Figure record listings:
==================================================
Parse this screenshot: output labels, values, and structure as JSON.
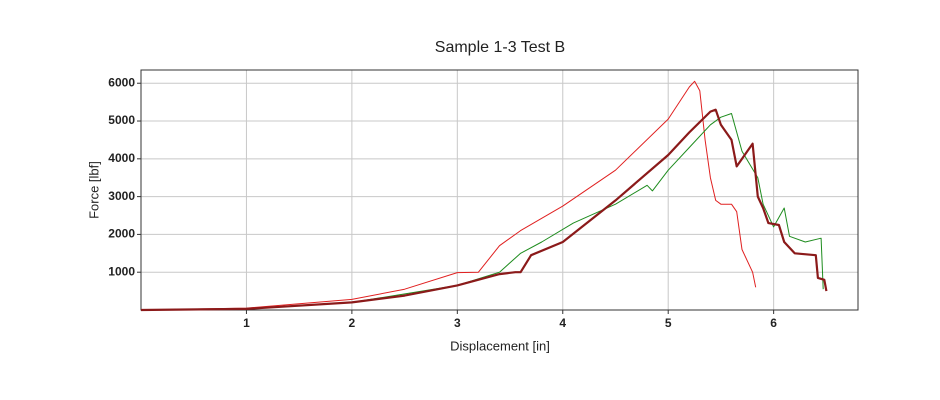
{
  "chart_data": {
    "type": "line",
    "title": "Sample 1-3 Test B",
    "x_label": "Displacement [in]",
    "y_label": "Force [lbf]",
    "xlim": [
      0,
      6.8
    ],
    "ylim": [
      0,
      6350
    ],
    "xticks": [
      1,
      2,
      3,
      4,
      5,
      6
    ],
    "yticks": [
      1000,
      2000,
      3000,
      4000,
      5000,
      6000
    ],
    "grid": true,
    "series": [
      {
        "color": "#e02020",
        "width": 1,
        "x": [
          0,
          1,
          2,
          2.5,
          3,
          3.2,
          3.4,
          3.6,
          4,
          4.5,
          5,
          5.2,
          5.25,
          5.3,
          5.35,
          5.4,
          5.45,
          5.5,
          5.6,
          5.65,
          5.7,
          5.8,
          5.83
        ],
        "values": [
          0,
          50,
          280,
          550,
          990,
          1000,
          1700,
          2100,
          2750,
          3700,
          5050,
          5900,
          6050,
          5800,
          4500,
          3500,
          2900,
          2800,
          2800,
          2600,
          1600,
          1000,
          600
        ]
      },
      {
        "color": "#1e8c1e",
        "width": 1,
        "x": [
          0,
          1,
          2,
          3,
          3.4,
          3.6,
          3.8,
          4.1,
          4.5,
          4.8,
          4.85,
          5,
          5.2,
          5.4,
          5.5,
          5.6,
          5.7,
          5.85,
          5.9,
          6.0,
          6.1,
          6.15,
          6.3,
          6.45,
          6.47
        ],
        "values": [
          0,
          30,
          200,
          650,
          1000,
          1500,
          1800,
          2300,
          2800,
          3300,
          3150,
          3700,
          4300,
          4900,
          5100,
          5200,
          4200,
          3500,
          2800,
          2200,
          2700,
          1950,
          1800,
          1900,
          550
        ]
      },
      {
        "color": "#8b1a1a",
        "width": 2.2,
        "x": [
          0,
          1,
          2,
          2.5,
          3,
          3.4,
          3.55,
          3.6,
          3.7,
          4,
          4.5,
          5,
          5.2,
          5.4,
          5.45,
          5.5,
          5.6,
          5.65,
          5.75,
          5.8,
          5.85,
          5.9,
          5.95,
          6.05,
          6.1,
          6.2,
          6.4,
          6.42,
          6.48,
          6.5
        ],
        "values": [
          0,
          30,
          200,
          380,
          650,
          950,
          1000,
          1000,
          1450,
          1800,
          2900,
          4100,
          4700,
          5250,
          5300,
          4900,
          4500,
          3800,
          4200,
          4400,
          3000,
          2700,
          2300,
          2250,
          1800,
          1500,
          1450,
          850,
          800,
          500
        ]
      }
    ]
  }
}
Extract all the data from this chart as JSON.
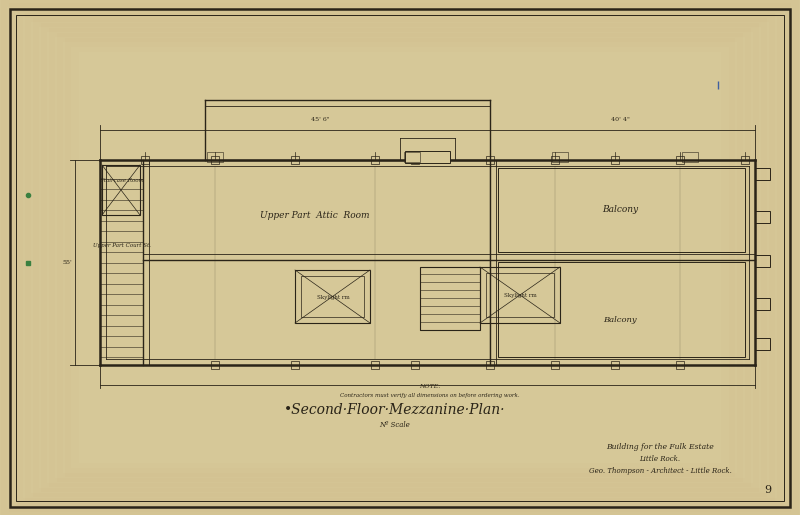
{
  "bg_color": "#c8b882",
  "paper_color": "#d6c898",
  "line_color": "#2a2418",
  "thin_line": 0.6,
  "med_line": 1.0,
  "thick_line": 1.8,
  "title_text": "•Second·Floor·Mezzanine·Plan·",
  "scale_text": "Nº Scale",
  "note_line1": "NOTE:",
  "note_line2": "Contractors must verify all dimensions on before ordering work.",
  "title_block_line1": "Building for the Fulk Estate",
  "title_block_line2": "Little Rock.",
  "title_block_line3": "Geo. Thompson - Architect - Little Rock.",
  "page_num": "9"
}
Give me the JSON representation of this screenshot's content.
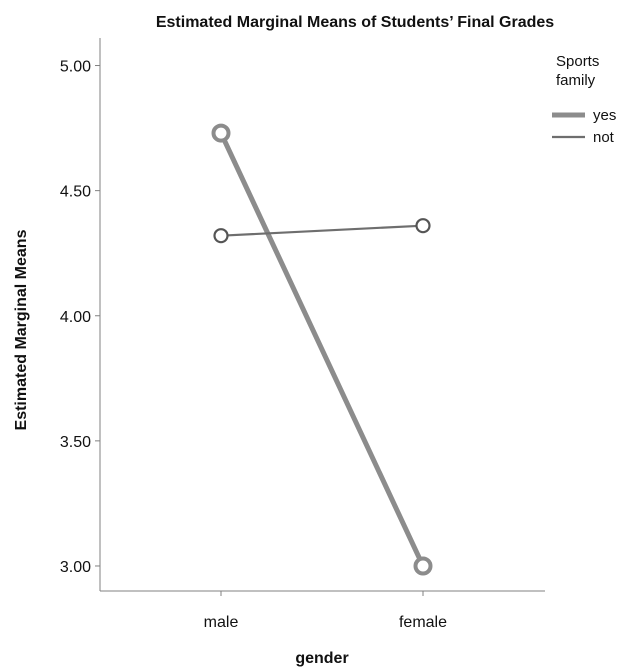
{
  "chart_data": {
    "type": "line",
    "title": "Estimated Marginal Means of Students’ Final Grades",
    "xlabel": "gender",
    "ylabel": "Estimated Marginal Means",
    "categories": [
      "male",
      "female"
    ],
    "yticks": [
      "3.00",
      "3.50",
      "4.00",
      "4.50",
      "5.00"
    ],
    "ylim": [
      2.9,
      5.11
    ],
    "grid": false,
    "legend": {
      "title_line1": "Sports",
      "title_line2": "family",
      "placement": "top-right"
    },
    "series": [
      {
        "name": "yes",
        "values": [
          4.73,
          3.0
        ],
        "color": "#8c8c8c",
        "emphasis": "thick"
      },
      {
        "name": "not",
        "values": [
          4.32,
          4.36
        ],
        "color": "#6e6e6e",
        "emphasis": "thin"
      }
    ]
  }
}
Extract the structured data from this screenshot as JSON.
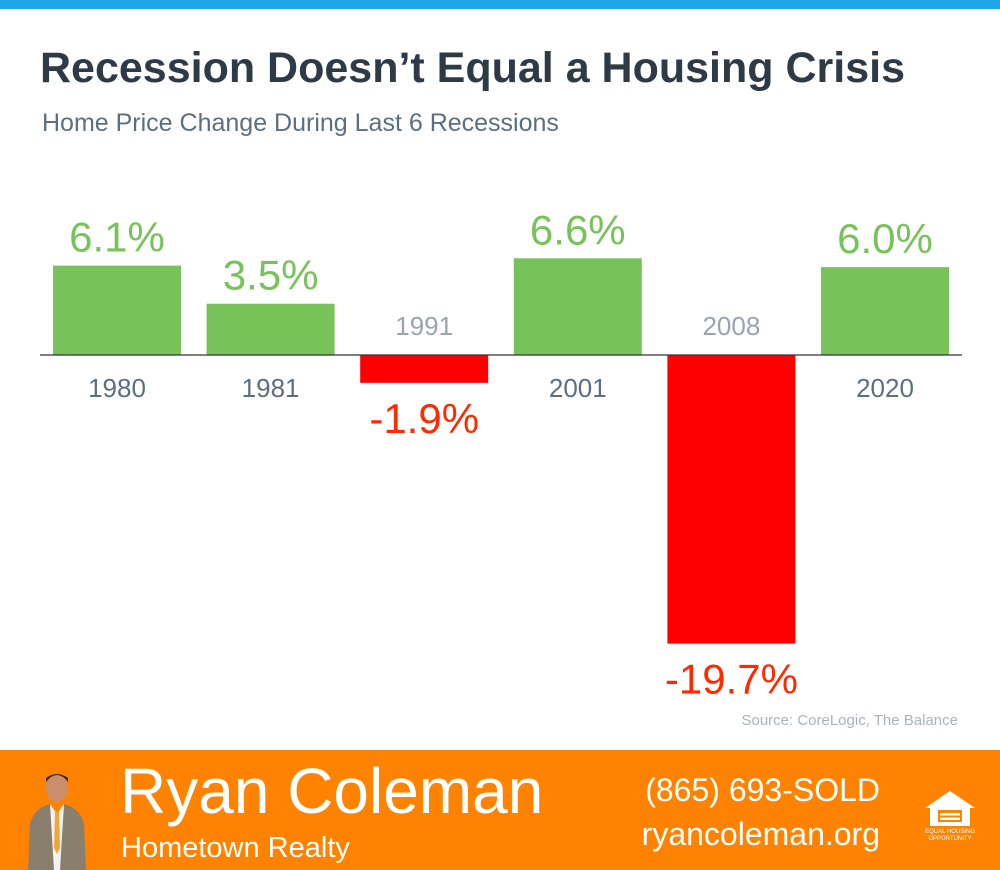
{
  "colors": {
    "top_bar": "#1ea7e8",
    "positive": "#77c35a",
    "negative": "#ff0000",
    "negative_label": "#ff2a00",
    "year_label": "#5b6f80",
    "footer": "#ff8200",
    "axis": "#333333"
  },
  "header": {
    "title": "Recession Doesn’t Equal a Housing Crisis",
    "subtitle": "Home Price Change During Last 6 Recessions"
  },
  "chart_data": {
    "type": "bar",
    "categories": [
      "1980",
      "1981",
      "1991",
      "2001",
      "2008",
      "2020"
    ],
    "values": [
      6.1,
      3.5,
      -1.9,
      6.6,
      -19.7,
      6.0
    ],
    "data_labels": [
      "6.1%",
      "3.5%",
      "-1.9%",
      "6.6%",
      "-19.7%",
      "6.0%"
    ],
    "ylim": [
      -19.7,
      6.6
    ],
    "grid": false,
    "legend": "none",
    "title": "Home Price Change During Last 6 Recessions"
  },
  "source": "Source: CoreLogic, The Balance",
  "footer": {
    "agent_name": "Ryan Coleman",
    "brokerage": "Hometown Realty",
    "phone": "(865) 693-SOLD",
    "website": "ryancoleman.org",
    "logo_text_line1": "EQUAL HOUSING",
    "logo_text_line2": "OPPORTUNITY"
  }
}
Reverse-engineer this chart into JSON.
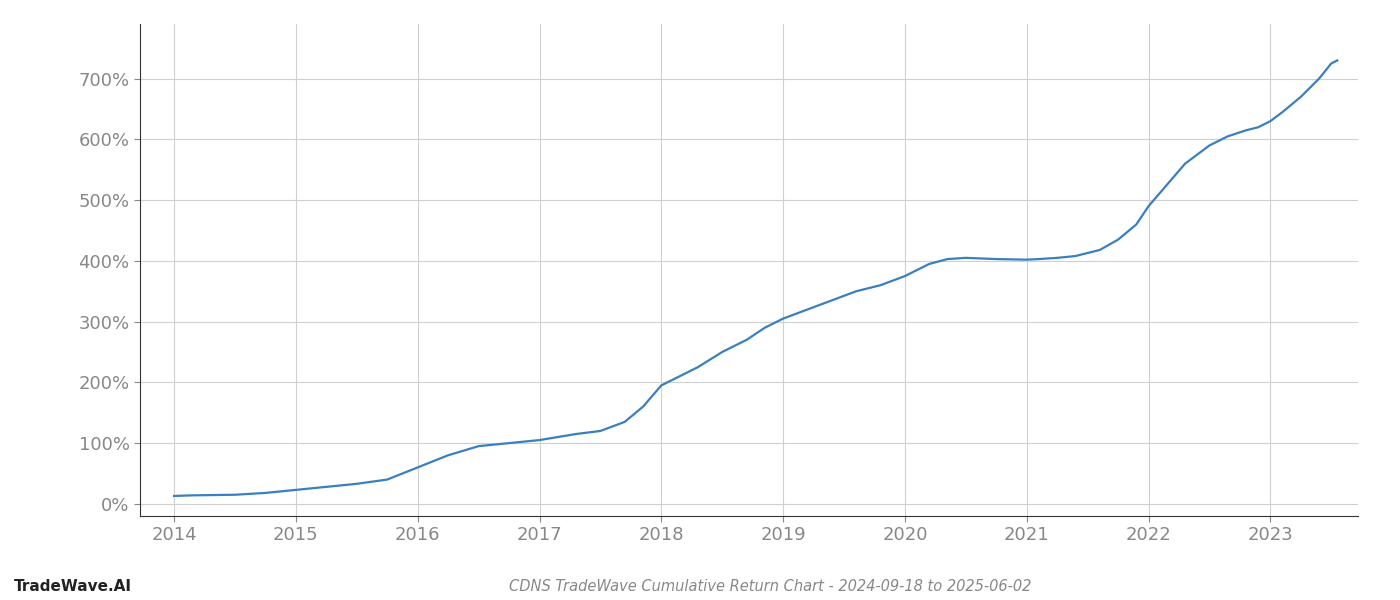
{
  "title": "CDNS TradeWave Cumulative Return Chart - 2024-09-18 to 2025-06-02",
  "watermark": "TradeWave.AI",
  "line_color": "#3a7fbf",
  "background_color": "#ffffff",
  "grid_color": "#d0d0d0",
  "x_years": [
    2014,
    2015,
    2016,
    2017,
    2018,
    2019,
    2020,
    2021,
    2022,
    2023
  ],
  "data_points": [
    [
      2014.0,
      13
    ],
    [
      2014.15,
      14
    ],
    [
      2014.5,
      15
    ],
    [
      2014.75,
      18
    ],
    [
      2015.0,
      23
    ],
    [
      2015.25,
      28
    ],
    [
      2015.5,
      33
    ],
    [
      2015.75,
      40
    ],
    [
      2016.0,
      60
    ],
    [
      2016.25,
      80
    ],
    [
      2016.5,
      95
    ],
    [
      2016.75,
      100
    ],
    [
      2017.0,
      105
    ],
    [
      2017.15,
      110
    ],
    [
      2017.3,
      115
    ],
    [
      2017.5,
      120
    ],
    [
      2017.7,
      135
    ],
    [
      2017.85,
      160
    ],
    [
      2018.0,
      195
    ],
    [
      2018.15,
      210
    ],
    [
      2018.3,
      225
    ],
    [
      2018.5,
      250
    ],
    [
      2018.7,
      270
    ],
    [
      2018.85,
      290
    ],
    [
      2019.0,
      305
    ],
    [
      2019.2,
      320
    ],
    [
      2019.4,
      335
    ],
    [
      2019.6,
      350
    ],
    [
      2019.8,
      360
    ],
    [
      2020.0,
      375
    ],
    [
      2020.2,
      395
    ],
    [
      2020.35,
      403
    ],
    [
      2020.5,
      405
    ],
    [
      2020.75,
      403
    ],
    [
      2021.0,
      402
    ],
    [
      2021.1,
      403
    ],
    [
      2021.25,
      405
    ],
    [
      2021.4,
      408
    ],
    [
      2021.6,
      418
    ],
    [
      2021.75,
      435
    ],
    [
      2021.9,
      460
    ],
    [
      2022.0,
      490
    ],
    [
      2022.15,
      525
    ],
    [
      2022.3,
      560
    ],
    [
      2022.5,
      590
    ],
    [
      2022.65,
      605
    ],
    [
      2022.8,
      615
    ],
    [
      2022.9,
      620
    ],
    [
      2023.0,
      630
    ],
    [
      2023.1,
      645
    ],
    [
      2023.25,
      670
    ],
    [
      2023.4,
      700
    ],
    [
      2023.5,
      725
    ],
    [
      2023.55,
      730
    ]
  ],
  "ylim": [
    -20,
    790
  ],
  "xlim": [
    2013.72,
    2023.72
  ],
  "yticks": [
    0,
    100,
    200,
    300,
    400,
    500,
    600,
    700
  ],
  "axis_color": "#333333",
  "tick_color": "#888888",
  "title_fontsize": 10.5,
  "watermark_fontsize": 11,
  "line_width": 1.6,
  "tick_fontsize": 13
}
==================================================
• Direction: Look over the listing above. Pick out and copy every line that includes "screenshot".

• Written response:
Parse this screenshot: output labels, values, and structure as JSON.
Give me the JSON representation of this screenshot's content.
Extract the structured data from this screenshot as JSON.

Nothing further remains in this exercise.